--- start of Data records ---

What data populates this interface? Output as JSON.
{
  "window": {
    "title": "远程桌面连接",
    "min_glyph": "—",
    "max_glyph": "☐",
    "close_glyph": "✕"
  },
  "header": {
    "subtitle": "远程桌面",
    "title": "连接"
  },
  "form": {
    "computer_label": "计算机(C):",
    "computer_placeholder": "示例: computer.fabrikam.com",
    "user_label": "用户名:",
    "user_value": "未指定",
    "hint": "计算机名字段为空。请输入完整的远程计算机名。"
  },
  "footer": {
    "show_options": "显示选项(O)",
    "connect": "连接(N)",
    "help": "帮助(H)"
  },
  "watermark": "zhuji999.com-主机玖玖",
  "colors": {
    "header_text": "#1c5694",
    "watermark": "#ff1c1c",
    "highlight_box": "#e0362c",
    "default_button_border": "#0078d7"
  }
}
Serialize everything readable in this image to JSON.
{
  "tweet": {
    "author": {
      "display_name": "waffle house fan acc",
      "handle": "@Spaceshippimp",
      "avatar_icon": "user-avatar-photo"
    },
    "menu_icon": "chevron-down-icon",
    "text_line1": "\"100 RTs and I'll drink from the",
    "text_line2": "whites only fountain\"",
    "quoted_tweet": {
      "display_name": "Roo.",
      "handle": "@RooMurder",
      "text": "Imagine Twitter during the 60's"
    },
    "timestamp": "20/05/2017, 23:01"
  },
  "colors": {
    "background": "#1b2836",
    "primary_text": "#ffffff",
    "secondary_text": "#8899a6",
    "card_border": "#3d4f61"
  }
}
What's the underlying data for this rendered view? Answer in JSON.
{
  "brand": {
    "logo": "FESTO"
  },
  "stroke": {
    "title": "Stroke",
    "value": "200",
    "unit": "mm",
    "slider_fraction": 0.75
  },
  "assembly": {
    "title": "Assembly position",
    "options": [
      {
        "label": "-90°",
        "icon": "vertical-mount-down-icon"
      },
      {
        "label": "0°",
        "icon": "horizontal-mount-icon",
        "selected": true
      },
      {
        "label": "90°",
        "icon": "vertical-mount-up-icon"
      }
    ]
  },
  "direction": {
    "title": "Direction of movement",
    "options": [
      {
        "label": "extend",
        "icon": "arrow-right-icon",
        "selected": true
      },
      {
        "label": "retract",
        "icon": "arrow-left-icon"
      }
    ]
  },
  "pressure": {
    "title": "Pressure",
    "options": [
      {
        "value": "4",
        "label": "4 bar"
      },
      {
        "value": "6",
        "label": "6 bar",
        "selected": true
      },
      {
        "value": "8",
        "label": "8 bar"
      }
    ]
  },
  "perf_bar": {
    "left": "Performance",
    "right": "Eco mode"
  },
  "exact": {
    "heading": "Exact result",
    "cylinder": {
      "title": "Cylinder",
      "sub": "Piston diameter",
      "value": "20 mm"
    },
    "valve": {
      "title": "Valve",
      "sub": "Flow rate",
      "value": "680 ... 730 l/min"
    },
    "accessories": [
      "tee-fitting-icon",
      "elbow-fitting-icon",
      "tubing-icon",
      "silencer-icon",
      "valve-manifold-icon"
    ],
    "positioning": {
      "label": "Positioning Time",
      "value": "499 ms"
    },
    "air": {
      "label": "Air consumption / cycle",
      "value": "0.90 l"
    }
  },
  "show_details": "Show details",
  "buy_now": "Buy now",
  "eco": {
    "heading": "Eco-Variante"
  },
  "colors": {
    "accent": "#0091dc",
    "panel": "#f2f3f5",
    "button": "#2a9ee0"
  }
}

--- end of Data records ---

▶ Given task
Hand back the material above in full, exactly as written.

▶ Solution to this task
What data populates this interface? Output as JSON.
{
  "window": {
    "title": "远程桌面连接",
    "min_glyph": "—",
    "max_glyph": "☐",
    "close_glyph": "✕"
  },
  "header": {
    "subtitle": "远程桌面",
    "title": "连接"
  },
  "form": {
    "computer_label": "计算机(C):",
    "computer_placeholder": "示例: computer.fabrikam.com",
    "user_label": "用户名:",
    "user_value": "未指定",
    "hint": "计算机名字段为空。请输入完整的远程计算机名。"
  },
  "footer": {
    "show_options": "显示选项(O)",
    "connect": "连接(N)",
    "help": "帮助(H)"
  },
  "watermark": "zhuji999.com-主机玖玖",
  "colors": {
    "header_text": "#1c5694",
    "watermark": "#ff1c1c",
    "highlight_box": "#e0362c",
    "default_button_border": "#0078d7"
  }
}
Serialize everything readable in this image to JSON.
{
  "tweet": {
    "author": {
      "display_name": "waffle house fan acc",
      "handle": "@Spaceshippimp",
      "avatar_icon": "user-avatar-photo"
    },
    "menu_icon": "chevron-down-icon",
    "text_line1": "\"100 RTs and I'll drink from the",
    "text_line2": "whites only fountain\"",
    "quoted_tweet": {
      "display_name": "Roo.",
      "handle": "@RooMurder",
      "text": "Imagine Twitter during the 60's"
    },
    "timestamp": "20/05/2017, 23:01"
  },
  "colors": {
    "background": "#1b2836",
    "primary_text": "#ffffff",
    "secondary_text": "#8899a6",
    "card_border": "#3d4f61"
  }
}
What's the underlying data for this rendered view? Answer in JSON.
{
  "brand": {
    "logo": "FESTO"
  },
  "stroke": {
    "title": "Stroke",
    "value": "200",
    "unit": "mm",
    "slider_fraction": 0.75
  },
  "assembly": {
    "title": "Assembly position",
    "options": [
      {
        "label": "-90°",
        "icon": "vertical-mount-down-icon"
      },
      {
        "label": "0°",
        "icon": "horizontal-mount-icon",
        "selected": true
      },
      {
        "label": "90°",
        "icon": "vertical-mount-up-icon"
      }
    ]
  },
  "direction": {
    "title": "Direction of movement",
    "options": [
      {
        "label": "extend",
        "icon": "arrow-right-icon",
        "selected": true
      },
      {
        "label": "retract",
        "icon": "arrow-left-icon"
      }
    ]
  },
  "pressure": {
    "title": "Pressure",
    "options": [
      {
        "value": "4",
        "label": "4 bar"
      },
      {
        "value": "6",
        "label": "6 bar",
        "selected": true
      },
      {
        "value": "8",
        "label": "8 bar"
      }
    ]
  },
  "perf_bar": {
    "left": "Performance",
    "right": "Eco mode"
  },
  "exact": {
    "heading": "Exact result",
    "cylinder": {
      "title": "Cylinder",
      "sub": "Piston diameter",
      "value": "20 mm"
    },
    "valve": {
      "title": "Valve",
      "sub": "Flow rate",
      "value": "680 ... 730 l/min"
    },
    "accessories": [
      "tee-fitting-icon",
      "elbow-fitting-icon",
      "tubing-icon",
      "silencer-icon",
      "valve-manifold-icon"
    ],
    "positioning": {
      "label": "Positioning Time",
      "value": "499 ms"
    },
    "air": {
      "label": "Air consumption / cycle",
      "value": "0.90 l"
    }
  },
  "show_details": "Show details",
  "buy_now": "Buy now",
  "eco": {
    "heading": "Eco-Variante"
  },
  "colors": {
    "accent": "#0091dc",
    "panel": "#f2f3f5",
    "button": "#2a9ee0"
  }
}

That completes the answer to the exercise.